#### Records for the task
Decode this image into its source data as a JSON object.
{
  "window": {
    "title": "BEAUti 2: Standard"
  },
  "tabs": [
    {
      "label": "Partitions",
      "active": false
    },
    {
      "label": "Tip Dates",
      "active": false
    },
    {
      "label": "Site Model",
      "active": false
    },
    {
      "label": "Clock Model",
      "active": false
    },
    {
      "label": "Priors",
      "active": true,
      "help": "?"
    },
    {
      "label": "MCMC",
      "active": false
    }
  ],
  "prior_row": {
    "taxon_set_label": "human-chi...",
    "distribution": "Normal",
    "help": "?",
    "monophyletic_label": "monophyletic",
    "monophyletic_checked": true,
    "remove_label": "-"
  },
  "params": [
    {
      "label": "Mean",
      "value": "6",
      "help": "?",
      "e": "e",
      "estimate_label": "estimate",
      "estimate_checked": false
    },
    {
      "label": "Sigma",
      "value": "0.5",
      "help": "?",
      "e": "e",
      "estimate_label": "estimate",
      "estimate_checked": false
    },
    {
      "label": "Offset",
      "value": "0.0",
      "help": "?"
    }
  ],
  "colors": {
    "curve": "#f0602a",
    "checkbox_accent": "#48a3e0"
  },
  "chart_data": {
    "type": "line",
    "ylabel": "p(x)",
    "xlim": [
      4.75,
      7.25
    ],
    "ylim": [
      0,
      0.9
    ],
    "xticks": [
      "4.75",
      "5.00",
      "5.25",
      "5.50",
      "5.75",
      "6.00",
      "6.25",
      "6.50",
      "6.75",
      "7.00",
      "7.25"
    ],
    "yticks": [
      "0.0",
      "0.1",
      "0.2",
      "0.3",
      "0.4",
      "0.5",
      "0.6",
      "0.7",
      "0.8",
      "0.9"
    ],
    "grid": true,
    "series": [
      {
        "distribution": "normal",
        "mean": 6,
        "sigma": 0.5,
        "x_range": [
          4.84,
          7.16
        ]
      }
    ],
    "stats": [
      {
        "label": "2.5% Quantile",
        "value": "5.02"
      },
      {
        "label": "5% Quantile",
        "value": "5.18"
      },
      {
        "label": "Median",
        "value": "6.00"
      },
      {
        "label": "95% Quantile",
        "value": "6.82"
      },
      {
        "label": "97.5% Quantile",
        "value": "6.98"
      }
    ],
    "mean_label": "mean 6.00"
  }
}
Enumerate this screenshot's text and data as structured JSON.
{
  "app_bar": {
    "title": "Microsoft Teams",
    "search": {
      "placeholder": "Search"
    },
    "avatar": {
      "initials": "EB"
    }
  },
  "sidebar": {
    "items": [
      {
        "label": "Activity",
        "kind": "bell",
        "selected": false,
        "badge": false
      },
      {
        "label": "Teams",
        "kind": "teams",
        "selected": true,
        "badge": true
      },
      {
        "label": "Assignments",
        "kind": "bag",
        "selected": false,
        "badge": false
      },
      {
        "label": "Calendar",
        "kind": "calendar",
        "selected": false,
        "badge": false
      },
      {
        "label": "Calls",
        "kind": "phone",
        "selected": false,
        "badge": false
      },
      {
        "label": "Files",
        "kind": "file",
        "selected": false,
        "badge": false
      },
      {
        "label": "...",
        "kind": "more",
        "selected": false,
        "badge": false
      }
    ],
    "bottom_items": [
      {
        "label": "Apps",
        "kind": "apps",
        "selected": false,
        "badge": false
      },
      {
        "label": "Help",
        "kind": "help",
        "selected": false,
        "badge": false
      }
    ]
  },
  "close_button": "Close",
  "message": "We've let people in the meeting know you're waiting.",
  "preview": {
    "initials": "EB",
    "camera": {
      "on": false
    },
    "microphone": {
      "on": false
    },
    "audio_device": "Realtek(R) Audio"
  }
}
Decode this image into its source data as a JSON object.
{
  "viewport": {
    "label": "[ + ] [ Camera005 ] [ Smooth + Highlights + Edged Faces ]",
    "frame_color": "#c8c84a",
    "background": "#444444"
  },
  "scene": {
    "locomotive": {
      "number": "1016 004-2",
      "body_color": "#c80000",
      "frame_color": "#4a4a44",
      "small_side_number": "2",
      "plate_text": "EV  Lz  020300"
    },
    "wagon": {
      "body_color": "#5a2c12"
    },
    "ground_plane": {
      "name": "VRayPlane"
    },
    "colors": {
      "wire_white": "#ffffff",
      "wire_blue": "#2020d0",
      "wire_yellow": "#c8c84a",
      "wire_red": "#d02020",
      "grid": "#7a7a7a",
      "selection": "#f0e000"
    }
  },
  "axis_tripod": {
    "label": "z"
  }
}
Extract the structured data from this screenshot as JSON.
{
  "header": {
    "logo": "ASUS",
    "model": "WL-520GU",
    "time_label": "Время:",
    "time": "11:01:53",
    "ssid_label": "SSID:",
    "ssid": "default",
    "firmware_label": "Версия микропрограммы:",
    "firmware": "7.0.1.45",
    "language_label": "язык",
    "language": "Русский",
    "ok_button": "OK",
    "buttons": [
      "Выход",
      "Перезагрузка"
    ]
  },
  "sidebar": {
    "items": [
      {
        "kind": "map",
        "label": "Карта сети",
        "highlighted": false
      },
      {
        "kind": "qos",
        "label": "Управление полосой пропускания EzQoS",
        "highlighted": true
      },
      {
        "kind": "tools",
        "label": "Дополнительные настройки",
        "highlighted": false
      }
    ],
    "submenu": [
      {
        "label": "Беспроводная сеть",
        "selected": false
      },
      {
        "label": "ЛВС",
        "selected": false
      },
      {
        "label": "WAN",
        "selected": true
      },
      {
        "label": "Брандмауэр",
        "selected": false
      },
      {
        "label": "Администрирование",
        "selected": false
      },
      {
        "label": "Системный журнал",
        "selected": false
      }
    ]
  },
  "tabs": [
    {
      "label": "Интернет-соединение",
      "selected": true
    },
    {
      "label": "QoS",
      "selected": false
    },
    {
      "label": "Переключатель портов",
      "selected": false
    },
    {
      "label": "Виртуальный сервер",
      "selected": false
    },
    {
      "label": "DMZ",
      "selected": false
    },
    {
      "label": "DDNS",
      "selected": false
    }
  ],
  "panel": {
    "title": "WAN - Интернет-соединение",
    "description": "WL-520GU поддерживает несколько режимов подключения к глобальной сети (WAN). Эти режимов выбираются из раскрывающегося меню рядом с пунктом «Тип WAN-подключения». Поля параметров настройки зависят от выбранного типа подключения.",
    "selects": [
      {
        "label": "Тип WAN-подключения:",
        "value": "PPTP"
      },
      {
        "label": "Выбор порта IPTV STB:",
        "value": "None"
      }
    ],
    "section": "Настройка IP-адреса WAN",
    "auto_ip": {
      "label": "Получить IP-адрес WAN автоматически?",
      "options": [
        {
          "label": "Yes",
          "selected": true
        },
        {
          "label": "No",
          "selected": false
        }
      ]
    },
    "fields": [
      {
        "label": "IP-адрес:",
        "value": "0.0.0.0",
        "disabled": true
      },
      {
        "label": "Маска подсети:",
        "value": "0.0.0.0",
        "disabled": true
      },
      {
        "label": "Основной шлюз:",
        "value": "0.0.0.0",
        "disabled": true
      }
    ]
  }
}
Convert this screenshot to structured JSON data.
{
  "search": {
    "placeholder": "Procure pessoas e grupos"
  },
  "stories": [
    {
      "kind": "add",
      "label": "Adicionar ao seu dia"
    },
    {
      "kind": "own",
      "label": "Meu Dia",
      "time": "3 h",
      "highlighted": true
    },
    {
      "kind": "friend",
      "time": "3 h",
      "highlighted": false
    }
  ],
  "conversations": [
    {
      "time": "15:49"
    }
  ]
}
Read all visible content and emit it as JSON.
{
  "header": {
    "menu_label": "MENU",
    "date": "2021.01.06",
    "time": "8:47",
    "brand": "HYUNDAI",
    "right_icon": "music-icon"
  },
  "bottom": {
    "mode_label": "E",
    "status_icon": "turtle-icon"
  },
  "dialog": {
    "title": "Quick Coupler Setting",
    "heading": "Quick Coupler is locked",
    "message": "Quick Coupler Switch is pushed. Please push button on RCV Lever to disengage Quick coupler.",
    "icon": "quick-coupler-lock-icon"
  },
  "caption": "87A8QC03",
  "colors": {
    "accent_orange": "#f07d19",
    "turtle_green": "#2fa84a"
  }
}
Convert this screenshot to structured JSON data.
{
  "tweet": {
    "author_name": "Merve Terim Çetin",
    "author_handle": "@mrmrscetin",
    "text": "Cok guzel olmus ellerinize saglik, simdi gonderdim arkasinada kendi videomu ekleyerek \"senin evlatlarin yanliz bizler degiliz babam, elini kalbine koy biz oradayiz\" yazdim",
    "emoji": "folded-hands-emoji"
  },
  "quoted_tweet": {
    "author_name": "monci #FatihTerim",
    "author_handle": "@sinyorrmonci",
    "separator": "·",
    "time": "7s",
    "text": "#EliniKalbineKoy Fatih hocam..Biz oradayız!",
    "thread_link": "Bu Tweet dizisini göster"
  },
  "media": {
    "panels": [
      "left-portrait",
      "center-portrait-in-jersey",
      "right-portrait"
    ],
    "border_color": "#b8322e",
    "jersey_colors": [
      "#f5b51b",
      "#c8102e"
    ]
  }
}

#### Task requirements
In the data above, how many lines contain the string "placeholder"? Answer with the number only.

#### Final result
2